» **Information shown**
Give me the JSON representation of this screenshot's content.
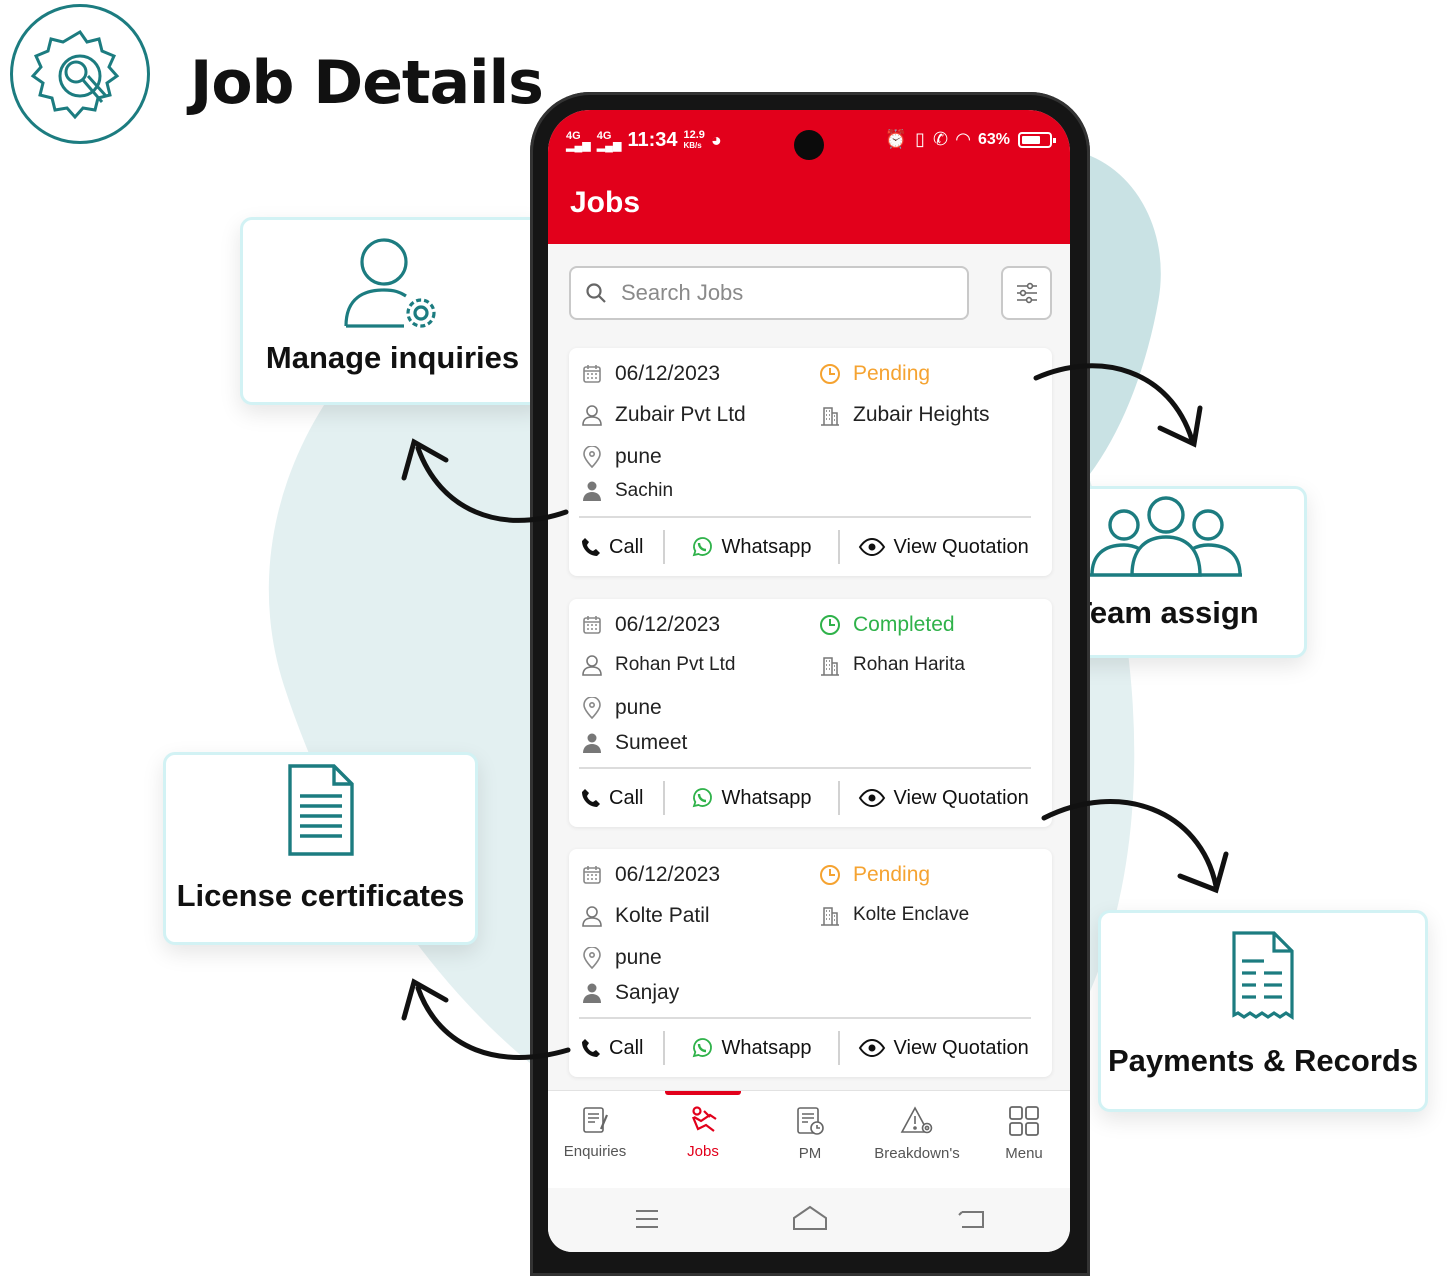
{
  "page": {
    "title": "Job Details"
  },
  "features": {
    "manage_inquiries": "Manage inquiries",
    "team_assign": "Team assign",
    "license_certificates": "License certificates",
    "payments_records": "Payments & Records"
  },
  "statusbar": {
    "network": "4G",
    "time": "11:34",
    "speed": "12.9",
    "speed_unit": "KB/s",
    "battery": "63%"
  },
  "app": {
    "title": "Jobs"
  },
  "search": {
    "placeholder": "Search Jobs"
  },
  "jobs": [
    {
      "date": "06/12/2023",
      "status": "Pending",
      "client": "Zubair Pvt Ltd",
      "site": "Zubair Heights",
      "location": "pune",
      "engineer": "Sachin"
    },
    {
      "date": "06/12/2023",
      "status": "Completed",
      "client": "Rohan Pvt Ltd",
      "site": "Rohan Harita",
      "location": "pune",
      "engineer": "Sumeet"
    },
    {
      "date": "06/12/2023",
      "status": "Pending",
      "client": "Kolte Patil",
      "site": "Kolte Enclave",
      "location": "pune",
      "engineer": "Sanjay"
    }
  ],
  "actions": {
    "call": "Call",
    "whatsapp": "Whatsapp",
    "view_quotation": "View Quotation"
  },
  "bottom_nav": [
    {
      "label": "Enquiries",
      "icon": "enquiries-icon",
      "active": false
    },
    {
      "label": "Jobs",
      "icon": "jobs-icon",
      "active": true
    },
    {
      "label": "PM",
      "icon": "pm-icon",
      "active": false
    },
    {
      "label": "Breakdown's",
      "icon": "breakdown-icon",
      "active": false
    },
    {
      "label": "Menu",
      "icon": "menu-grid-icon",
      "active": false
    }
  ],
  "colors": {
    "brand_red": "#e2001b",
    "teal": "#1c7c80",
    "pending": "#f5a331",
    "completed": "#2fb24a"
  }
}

» **Task objective**
Print the records word for word and exclude any picture they hold.

» **Written response**
Give me the JSON representation of this screenshot's content.
{
  "page": {
    "title": "Job Details"
  },
  "features": {
    "manage_inquiries": "Manage inquiries",
    "team_assign": "Team assign",
    "license_certificates": "License certificates",
    "payments_records": "Payments & Records"
  },
  "statusbar": {
    "network": "4G",
    "time": "11:34",
    "speed": "12.9",
    "speed_unit": "KB/s",
    "battery": "63%"
  },
  "app": {
    "title": "Jobs"
  },
  "search": {
    "placeholder": "Search Jobs"
  },
  "jobs": [
    {
      "date": "06/12/2023",
      "status": "Pending",
      "client": "Zubair Pvt Ltd",
      "site": "Zubair Heights",
      "location": "pune",
      "engineer": "Sachin"
    },
    {
      "date": "06/12/2023",
      "status": "Completed",
      "client": "Rohan Pvt Ltd",
      "site": "Rohan Harita",
      "location": "pune",
      "engineer": "Sumeet"
    },
    {
      "date": "06/12/2023",
      "status": "Pending",
      "client": "Kolte Patil",
      "site": "Kolte Enclave",
      "location": "pune",
      "engineer": "Sanjay"
    }
  ],
  "actions": {
    "call": "Call",
    "whatsapp": "Whatsapp",
    "view_quotation": "View Quotation"
  },
  "bottom_nav": [
    {
      "label": "Enquiries",
      "icon": "enquiries-icon",
      "active": false
    },
    {
      "label": "Jobs",
      "icon": "jobs-icon",
      "active": true
    },
    {
      "label": "PM",
      "icon": "pm-icon",
      "active": false
    },
    {
      "label": "Breakdown's",
      "icon": "breakdown-icon",
      "active": false
    },
    {
      "label": "Menu",
      "icon": "menu-grid-icon",
      "active": false
    }
  ],
  "colors": {
    "brand_red": "#e2001b",
    "teal": "#1c7c80",
    "pending": "#f5a331",
    "completed": "#2fb24a"
  }
}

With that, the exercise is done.